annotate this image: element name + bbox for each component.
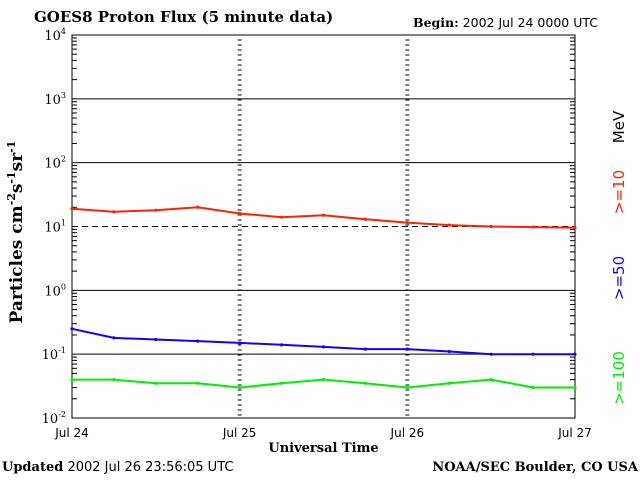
series-point bbox=[447, 349, 451, 354]
series-point bbox=[238, 341, 242, 345]
series-point bbox=[531, 225, 535, 229]
series-point bbox=[279, 381, 284, 385]
y-tick-label: 100 bbox=[44, 282, 66, 299]
credit-text: NOAA/SEC Boulder, CO USA bbox=[432, 460, 638, 475]
begin-time: Begin: 2002 Jul 24 0000 UTC bbox=[413, 15, 598, 30]
series-point bbox=[112, 210, 116, 214]
series-point bbox=[70, 207, 74, 211]
legend-unit: MeV bbox=[610, 110, 628, 143]
series-point bbox=[405, 347, 409, 351]
series-point bbox=[238, 385, 242, 390]
series-point bbox=[363, 381, 368, 385]
series-point bbox=[321, 345, 326, 349]
series-point bbox=[363, 217, 368, 221]
series-point bbox=[321, 377, 326, 382]
series-point bbox=[447, 223, 451, 227]
series-point bbox=[489, 377, 493, 382]
series-point bbox=[70, 327, 74, 331]
series-point bbox=[238, 211, 242, 216]
y-tick-label: 10-2 bbox=[42, 410, 66, 427]
series-line bbox=[71, 206, 576, 229]
series-point bbox=[112, 336, 116, 340]
updated-label: Updated bbox=[2, 460, 64, 475]
series-point bbox=[196, 205, 200, 209]
series-point bbox=[447, 381, 451, 385]
series-point bbox=[196, 339, 200, 343]
series-point bbox=[573, 352, 577, 356]
series-point bbox=[573, 385, 577, 390]
series-line bbox=[71, 327, 575, 356]
legend-entry: >=10 bbox=[610, 170, 628, 214]
updated-time: Updated 2002 Jul 26 23:56:05 UTC bbox=[2, 460, 233, 475]
series-point bbox=[154, 381, 158, 385]
series-point bbox=[405, 385, 409, 390]
legend-entry: >=50 bbox=[610, 256, 628, 300]
y-tick-label: 10-1 bbox=[42, 346, 66, 363]
series-point bbox=[363, 347, 368, 351]
series-point bbox=[279, 215, 284, 219]
series-point bbox=[112, 377, 116, 382]
legend-entry: >=100 bbox=[610, 351, 628, 405]
y-tick-label: 104 bbox=[44, 27, 66, 44]
y-tick-label: 102 bbox=[44, 155, 66, 172]
y-tick-label: 103 bbox=[44, 91, 66, 108]
series-point bbox=[70, 377, 74, 382]
begin-value: 2002 Jul 24 0000 UTC bbox=[462, 15, 598, 30]
x-tick-label: Jul 25 bbox=[222, 426, 257, 440]
x-tick-label: Jul 26 bbox=[390, 426, 425, 440]
series-point bbox=[321, 213, 326, 217]
series-point bbox=[531, 352, 535, 356]
series-point bbox=[405, 221, 409, 225]
series-point bbox=[154, 208, 158, 212]
begin-label: Begin: bbox=[413, 15, 459, 30]
y-axis-label: Particles cm-2s-1sr-1 bbox=[5, 141, 27, 324]
series-point bbox=[154, 337, 158, 342]
series-point bbox=[531, 385, 535, 390]
x-tick-label: Jul 27 bbox=[557, 426, 592, 440]
series-point bbox=[489, 224, 493, 229]
chart-title: GOES8 Proton Flux (5 minute data) bbox=[34, 8, 334, 26]
series-point bbox=[489, 352, 493, 356]
series-point bbox=[573, 226, 577, 230]
y-tick-label: 101 bbox=[44, 219, 66, 236]
x-tick-label: Jul 24 bbox=[54, 426, 89, 440]
series-point bbox=[279, 343, 284, 347]
series-point bbox=[196, 381, 200, 385]
x-axis-label: Universal Time bbox=[268, 441, 378, 456]
updated-value: 2002 Jul 26 23:56:05 UTC bbox=[67, 460, 234, 475]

• Exercise objective
Rewrite all the entries above with every "series-point" swapped for "data-marker" and nothing else changed. Leave the pictures out.

• Full answer
annotate this image: element name + bbox for each component.
data-marker bbox=[447, 349, 451, 354]
data-marker bbox=[238, 341, 242, 345]
data-marker bbox=[531, 225, 535, 229]
data-marker bbox=[279, 381, 284, 385]
y-tick-label: 100 bbox=[44, 282, 66, 299]
credit-text: NOAA/SEC Boulder, CO USA bbox=[432, 460, 638, 475]
begin-time: Begin: 2002 Jul 24 0000 UTC bbox=[413, 15, 598, 30]
data-marker bbox=[112, 210, 116, 214]
data-marker bbox=[70, 207, 74, 211]
legend-unit: MeV bbox=[610, 110, 628, 143]
data-marker bbox=[405, 347, 409, 351]
data-marker bbox=[238, 385, 242, 390]
data-marker bbox=[363, 381, 368, 385]
data-marker bbox=[321, 345, 326, 349]
data-marker bbox=[363, 217, 368, 221]
data-marker bbox=[321, 377, 326, 382]
data-marker bbox=[447, 223, 451, 227]
data-marker bbox=[489, 377, 493, 382]
data-marker bbox=[70, 327, 74, 331]
data-marker bbox=[238, 211, 242, 216]
y-tick-label: 10-2 bbox=[42, 410, 66, 427]
series-line bbox=[71, 206, 576, 229]
data-marker bbox=[112, 336, 116, 340]
updated-label: Updated bbox=[2, 460, 64, 475]
data-marker bbox=[196, 205, 200, 209]
data-marker bbox=[447, 381, 451, 385]
data-marker bbox=[196, 339, 200, 343]
data-marker bbox=[573, 352, 577, 356]
data-marker bbox=[573, 385, 577, 390]
series-line bbox=[71, 327, 575, 356]
legend-entry: >=10 bbox=[610, 170, 628, 214]
updated-time: Updated 2002 Jul 26 23:56:05 UTC bbox=[2, 460, 233, 475]
data-marker bbox=[154, 381, 158, 385]
data-marker bbox=[405, 385, 409, 390]
legend-entry: >=50 bbox=[610, 256, 628, 300]
y-tick-label: 10-1 bbox=[42, 346, 66, 363]
data-marker bbox=[363, 347, 368, 351]
data-marker bbox=[279, 215, 284, 219]
data-marker bbox=[112, 377, 116, 382]
legend-entry: >=100 bbox=[610, 351, 628, 405]
y-tick-label: 104 bbox=[44, 27, 66, 44]
y-tick-label: 102 bbox=[44, 155, 66, 172]
y-tick-label: 103 bbox=[44, 91, 66, 108]
data-marker bbox=[70, 377, 74, 382]
begin-value: 2002 Jul 24 0000 UTC bbox=[462, 15, 598, 30]
x-tick-label: Jul 25 bbox=[222, 426, 257, 440]
x-tick-label: Jul 26 bbox=[390, 426, 425, 440]
data-marker bbox=[321, 213, 326, 217]
data-marker bbox=[531, 352, 535, 356]
data-marker bbox=[405, 221, 409, 225]
data-marker bbox=[154, 208, 158, 212]
begin-label: Begin: bbox=[413, 15, 459, 30]
y-axis-label: Particles cm-2s-1sr-1 bbox=[5, 141, 27, 324]
data-marker bbox=[154, 337, 158, 342]
data-marker bbox=[531, 385, 535, 390]
x-tick-label: Jul 27 bbox=[557, 426, 592, 440]
data-marker bbox=[489, 224, 493, 229]
chart-title: GOES8 Proton Flux (5 minute data) bbox=[34, 8, 334, 26]
data-marker bbox=[489, 352, 493, 356]
data-marker bbox=[573, 226, 577, 230]
y-tick-label: 101 bbox=[44, 219, 66, 236]
x-tick-label: Jul 24 bbox=[54, 426, 89, 440]
data-marker bbox=[279, 343, 284, 347]
data-marker bbox=[196, 381, 200, 385]
x-axis-label: Universal Time bbox=[268, 441, 378, 456]
updated-value: 2002 Jul 26 23:56:05 UTC bbox=[67, 460, 234, 475]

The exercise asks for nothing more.